Begin Entries

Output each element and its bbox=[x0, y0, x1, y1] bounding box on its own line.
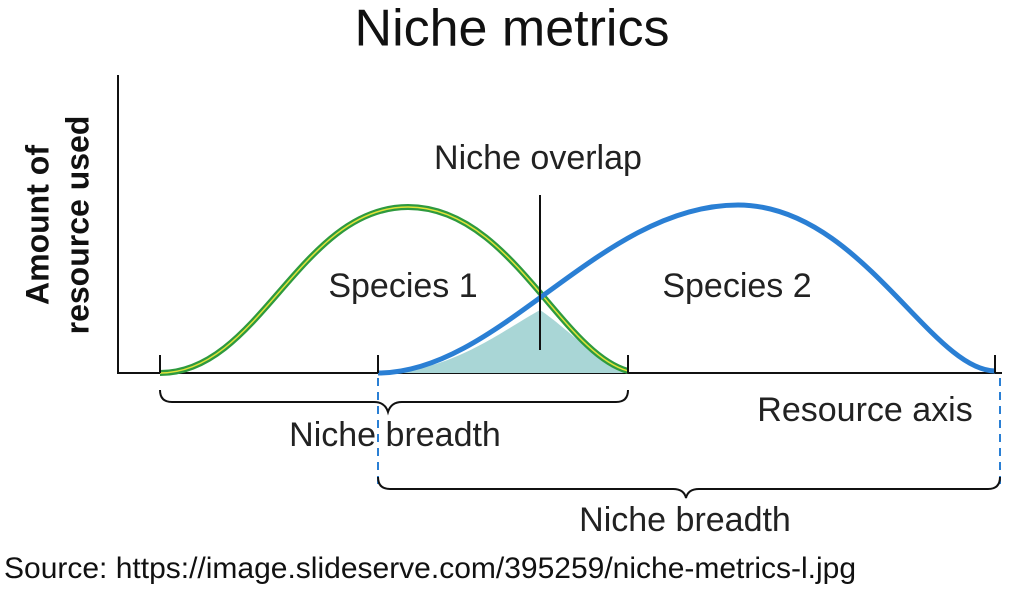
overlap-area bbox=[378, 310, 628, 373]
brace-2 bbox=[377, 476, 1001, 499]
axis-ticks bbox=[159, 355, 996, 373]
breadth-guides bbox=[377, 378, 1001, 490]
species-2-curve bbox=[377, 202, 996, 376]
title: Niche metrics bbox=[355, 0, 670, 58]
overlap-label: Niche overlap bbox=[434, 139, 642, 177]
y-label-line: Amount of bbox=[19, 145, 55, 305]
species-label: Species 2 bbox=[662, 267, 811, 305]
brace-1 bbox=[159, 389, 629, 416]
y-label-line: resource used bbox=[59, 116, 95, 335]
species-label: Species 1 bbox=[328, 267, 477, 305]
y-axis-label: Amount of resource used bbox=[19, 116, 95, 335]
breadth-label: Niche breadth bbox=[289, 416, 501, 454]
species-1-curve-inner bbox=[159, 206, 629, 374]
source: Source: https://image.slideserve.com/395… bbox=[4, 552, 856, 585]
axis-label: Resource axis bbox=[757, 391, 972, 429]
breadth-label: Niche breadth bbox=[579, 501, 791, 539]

End Entries

Given exercise: Reproduce every line of the material above without any changes, and omit the picture.

Correct output:
Output each element and its bbox=[x0, y0, x1, y1] bounding box on its own line.
overlap-area bbox=[378, 310, 628, 373]
brace-2 bbox=[377, 476, 1001, 499]
axis-ticks bbox=[159, 355, 996, 373]
breadth-guides bbox=[377, 378, 1001, 490]
species-2-curve bbox=[377, 202, 996, 376]
title: Niche metrics bbox=[355, 0, 670, 58]
overlap-label: Niche overlap bbox=[434, 139, 642, 177]
y-label-line: Amount of bbox=[19, 145, 55, 305]
species-label: Species 2 bbox=[662, 267, 811, 305]
brace-1 bbox=[159, 389, 629, 416]
y-label-line: resource used bbox=[59, 116, 95, 335]
species-label: Species 1 bbox=[328, 267, 477, 305]
y-axis-label: Amount of resource used bbox=[19, 116, 95, 335]
breadth-label: Niche breadth bbox=[289, 416, 501, 454]
species-1-curve-inner bbox=[159, 206, 629, 374]
source: Source: https://image.slideserve.com/395… bbox=[4, 552, 856, 585]
axis-label: Resource axis bbox=[757, 391, 972, 429]
breadth-label: Niche breadth bbox=[579, 501, 791, 539]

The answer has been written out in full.